**Material de trabajo:**

========

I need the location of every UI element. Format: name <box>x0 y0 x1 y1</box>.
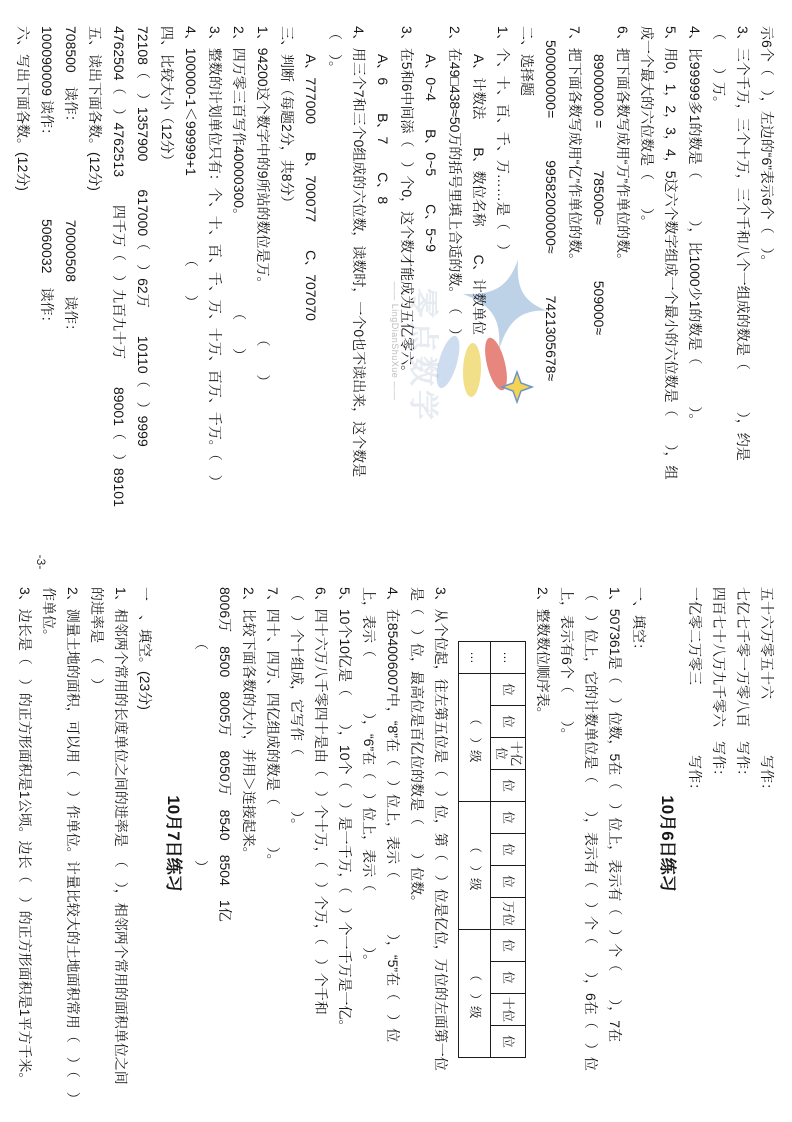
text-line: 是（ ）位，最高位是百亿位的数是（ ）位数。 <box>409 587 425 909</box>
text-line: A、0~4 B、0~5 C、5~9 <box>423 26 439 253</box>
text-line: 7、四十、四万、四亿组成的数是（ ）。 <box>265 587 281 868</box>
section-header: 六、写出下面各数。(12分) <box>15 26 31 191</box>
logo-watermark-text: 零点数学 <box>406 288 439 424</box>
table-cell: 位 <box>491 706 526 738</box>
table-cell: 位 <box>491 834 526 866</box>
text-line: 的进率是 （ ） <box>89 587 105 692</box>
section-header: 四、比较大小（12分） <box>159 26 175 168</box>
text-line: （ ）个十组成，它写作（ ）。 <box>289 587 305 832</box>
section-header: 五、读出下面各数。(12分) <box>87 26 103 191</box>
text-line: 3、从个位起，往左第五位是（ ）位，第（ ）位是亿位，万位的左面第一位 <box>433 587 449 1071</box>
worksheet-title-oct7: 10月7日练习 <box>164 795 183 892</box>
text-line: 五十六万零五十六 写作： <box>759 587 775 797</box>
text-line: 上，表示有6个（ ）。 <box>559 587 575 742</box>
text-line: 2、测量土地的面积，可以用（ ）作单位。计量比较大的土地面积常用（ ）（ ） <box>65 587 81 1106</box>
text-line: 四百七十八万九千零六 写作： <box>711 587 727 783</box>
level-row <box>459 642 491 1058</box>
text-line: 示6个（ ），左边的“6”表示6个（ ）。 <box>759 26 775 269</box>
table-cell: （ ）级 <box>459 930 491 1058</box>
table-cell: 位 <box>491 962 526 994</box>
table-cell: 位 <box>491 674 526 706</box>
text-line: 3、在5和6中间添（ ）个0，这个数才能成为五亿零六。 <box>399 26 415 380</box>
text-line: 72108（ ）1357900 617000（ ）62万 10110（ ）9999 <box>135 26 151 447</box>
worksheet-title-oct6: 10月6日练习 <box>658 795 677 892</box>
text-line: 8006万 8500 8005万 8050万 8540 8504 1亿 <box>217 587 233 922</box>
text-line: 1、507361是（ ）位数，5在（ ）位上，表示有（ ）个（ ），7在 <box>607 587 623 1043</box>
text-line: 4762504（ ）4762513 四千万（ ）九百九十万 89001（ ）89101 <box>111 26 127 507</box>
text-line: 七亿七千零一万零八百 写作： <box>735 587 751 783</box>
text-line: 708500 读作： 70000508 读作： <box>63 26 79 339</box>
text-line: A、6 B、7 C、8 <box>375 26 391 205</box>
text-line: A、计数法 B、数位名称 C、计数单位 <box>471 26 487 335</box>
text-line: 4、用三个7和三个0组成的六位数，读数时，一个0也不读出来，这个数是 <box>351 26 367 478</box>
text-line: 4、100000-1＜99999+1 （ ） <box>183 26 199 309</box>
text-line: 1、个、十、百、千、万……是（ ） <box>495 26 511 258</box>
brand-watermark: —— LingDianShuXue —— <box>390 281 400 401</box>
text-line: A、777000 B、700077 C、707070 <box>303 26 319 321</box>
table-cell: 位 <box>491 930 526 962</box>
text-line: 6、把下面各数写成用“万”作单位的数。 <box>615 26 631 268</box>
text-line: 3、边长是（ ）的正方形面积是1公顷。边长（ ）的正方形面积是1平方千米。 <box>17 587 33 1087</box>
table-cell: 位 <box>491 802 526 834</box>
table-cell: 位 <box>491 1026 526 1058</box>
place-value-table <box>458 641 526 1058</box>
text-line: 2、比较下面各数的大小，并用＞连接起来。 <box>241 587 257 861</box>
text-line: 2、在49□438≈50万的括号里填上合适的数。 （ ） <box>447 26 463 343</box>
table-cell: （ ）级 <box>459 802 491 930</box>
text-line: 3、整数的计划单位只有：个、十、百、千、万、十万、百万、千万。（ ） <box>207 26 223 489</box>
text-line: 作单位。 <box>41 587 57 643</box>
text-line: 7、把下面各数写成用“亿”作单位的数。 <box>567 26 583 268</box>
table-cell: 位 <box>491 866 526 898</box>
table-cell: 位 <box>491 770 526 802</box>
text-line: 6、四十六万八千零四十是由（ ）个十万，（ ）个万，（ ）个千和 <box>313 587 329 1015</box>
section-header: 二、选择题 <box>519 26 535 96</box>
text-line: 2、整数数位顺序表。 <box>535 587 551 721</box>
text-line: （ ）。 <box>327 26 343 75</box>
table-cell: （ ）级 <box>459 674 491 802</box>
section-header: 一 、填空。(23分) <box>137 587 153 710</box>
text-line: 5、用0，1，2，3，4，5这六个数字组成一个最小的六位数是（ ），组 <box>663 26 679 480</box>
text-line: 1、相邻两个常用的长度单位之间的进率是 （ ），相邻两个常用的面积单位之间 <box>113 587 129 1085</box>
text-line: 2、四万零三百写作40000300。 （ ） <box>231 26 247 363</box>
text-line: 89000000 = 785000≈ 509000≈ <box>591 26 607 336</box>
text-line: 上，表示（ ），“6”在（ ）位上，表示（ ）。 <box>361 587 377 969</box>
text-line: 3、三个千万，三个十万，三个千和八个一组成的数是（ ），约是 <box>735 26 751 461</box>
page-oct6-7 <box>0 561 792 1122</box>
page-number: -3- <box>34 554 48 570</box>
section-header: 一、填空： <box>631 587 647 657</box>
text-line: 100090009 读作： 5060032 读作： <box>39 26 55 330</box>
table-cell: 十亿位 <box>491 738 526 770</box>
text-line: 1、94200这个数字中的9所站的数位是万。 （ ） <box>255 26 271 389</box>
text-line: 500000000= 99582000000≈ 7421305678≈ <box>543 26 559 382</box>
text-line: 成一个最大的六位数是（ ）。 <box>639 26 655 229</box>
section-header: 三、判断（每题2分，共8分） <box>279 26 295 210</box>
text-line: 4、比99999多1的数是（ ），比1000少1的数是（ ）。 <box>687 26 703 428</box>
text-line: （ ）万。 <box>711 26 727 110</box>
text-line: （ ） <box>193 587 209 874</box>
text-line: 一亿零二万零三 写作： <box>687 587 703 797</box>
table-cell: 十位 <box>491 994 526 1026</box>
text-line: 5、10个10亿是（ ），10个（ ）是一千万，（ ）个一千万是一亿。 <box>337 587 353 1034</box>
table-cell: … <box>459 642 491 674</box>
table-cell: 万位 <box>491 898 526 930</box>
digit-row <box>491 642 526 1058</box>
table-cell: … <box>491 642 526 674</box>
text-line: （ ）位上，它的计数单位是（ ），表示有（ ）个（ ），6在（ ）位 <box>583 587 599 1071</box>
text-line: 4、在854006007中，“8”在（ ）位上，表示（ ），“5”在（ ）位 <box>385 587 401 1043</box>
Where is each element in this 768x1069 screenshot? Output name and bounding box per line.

========

**Objetivo:**
Enumera cada línea de los registros de arriba que contenga la palabra "watermark". Ten en cuenta las mayúsculas y minúsculas.

**Respuesta:**
logo-watermark-text: 零点数学 <box>406 288 439 424</box>
brand-watermark: —— LingDianShuXue —— <box>390 281 400 401</box>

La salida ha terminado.